WHAT IS REQUIRED: Only the pictures stay out; every record is to be quoted exactly.

(Stored data entries)
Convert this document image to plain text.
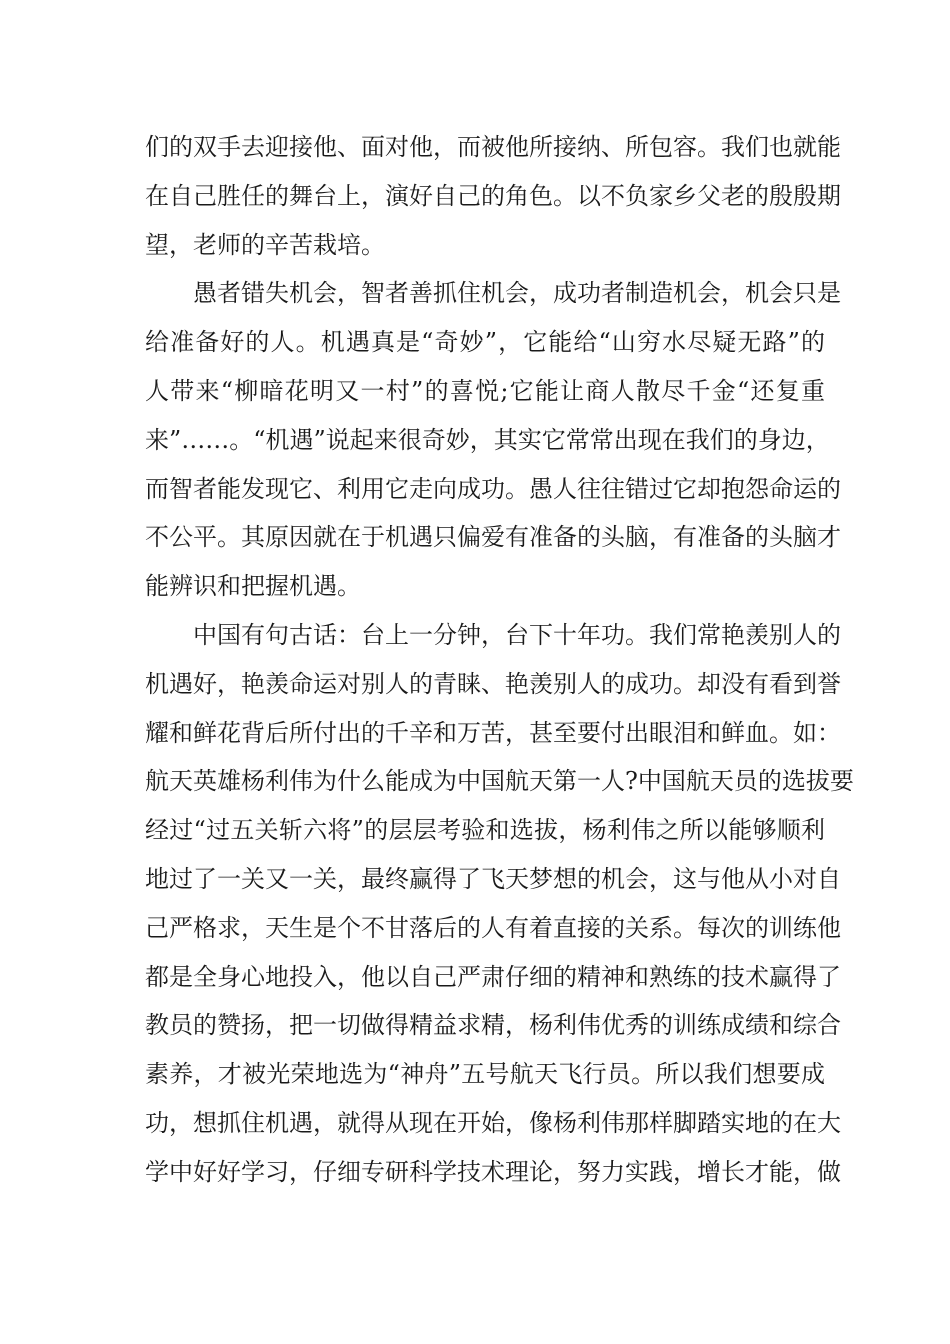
们的双手去迎接他、面对他，而被他所接纳、所包容。我们也就能
在自己胜任的舞台上，演好自己的角色。以不负家乡父老的殷殷期
望，老师的辛苦栽培。
愚者错失机会，智者善抓住机会，成功者制造机会，机会只是
给准备好的人。机遇真是“奇妙”，它能给“山穷水尽疑无路”的
人带来“柳暗花明又一村”的喜悦;它能让商人散尽千金“还复重
来”……。“机遇”说起来很奇妙，其实它常常出现在我们的身边，
而智者能发现它、利用它走向成功。愚人往往错过它却抱怨命运的
不公平。其原因就在于机遇只偏爱有准备的头脑，有准备的头脑才
能辨识和把握机遇。
中国有句古话：台上一分钟，台下十年功。我们常艳羡别人的
机遇好，艳羡命运对别人的青睐、艳羡别人的成功。却没有看到誉
耀和鲜花背后所付出的千辛和万苦，甚至要付出眼泪和鲜血。如：
航天英雄杨利伟为什么能成为中国航天第一人?中国航天员的选拔要
经过“过五关斩六将”的层层考验和选拔，杨利伟之所以能够顺利
地过了一关又一关，最终赢得了飞天梦想的机会，这与他从小对自
己严格求，天生是个不甘落后的人有着直接的关系。每次的训练他
都是全身心地投入，他以自己严肃仔细的精神和熟练的技术赢得了
教员的赞扬，把一切做得精益求精，杨利伟优秀的训练成绩和综合
素养，才被光荣地选为“神舟”五号航天飞行员。所以我们想要成
功，想抓住机遇，就得从现在开始，像杨利伟那样脚踏实地的在大
学中好好学习，仔细专研科学技术理论，努力实践，增长才能，做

WRITTEN ANSWER:
Convert this document image to plain text.
们的双手去迎接他、面对他，而被他所接纳、所包容。我们也就能
在自己胜任的舞台上，演好自己的角色。以不负家乡父老的殷殷期
望，老师的辛苦栽培。
愚者错失机会，智者善抓住机会，成功者制造机会，机会只是
给准备好的人。机遇真是“奇妙”，它能给“山穷水尽疑无路”的
人带来“柳暗花明又一村”的喜悦;它能让商人散尽千金“还复重
来”……。“机遇”说起来很奇妙，其实它常常出现在我们的身边，
而智者能发现它、利用它走向成功。愚人往往错过它却抱怨命运的
不公平。其原因就在于机遇只偏爱有准备的头脑，有准备的头脑才
能辨识和把握机遇。
中国有句古话：台上一分钟，台下十年功。我们常艳羡别人的
机遇好，艳羡命运对别人的青睐、艳羡别人的成功。却没有看到誉
耀和鲜花背后所付出的千辛和万苦，甚至要付出眼泪和鲜血。如：
航天英雄杨利伟为什么能成为中国航天第一人?中国航天员的选拔要
经过“过五关斩六将”的层层考验和选拔，杨利伟之所以能够顺利
地过了一关又一关，最终赢得了飞天梦想的机会，这与他从小对自
己严格求，天生是个不甘落后的人有着直接的关系。每次的训练他
都是全身心地投入，他以自己严肃仔细的精神和熟练的技术赢得了
教员的赞扬，把一切做得精益求精，杨利伟优秀的训练成绩和综合
素养，才被光荣地选为“神舟”五号航天飞行员。所以我们想要成
功，想抓住机遇，就得从现在开始，像杨利伟那样脚踏实地的在大
学中好好学习，仔细专研科学技术理论，努力实践，增长才能，做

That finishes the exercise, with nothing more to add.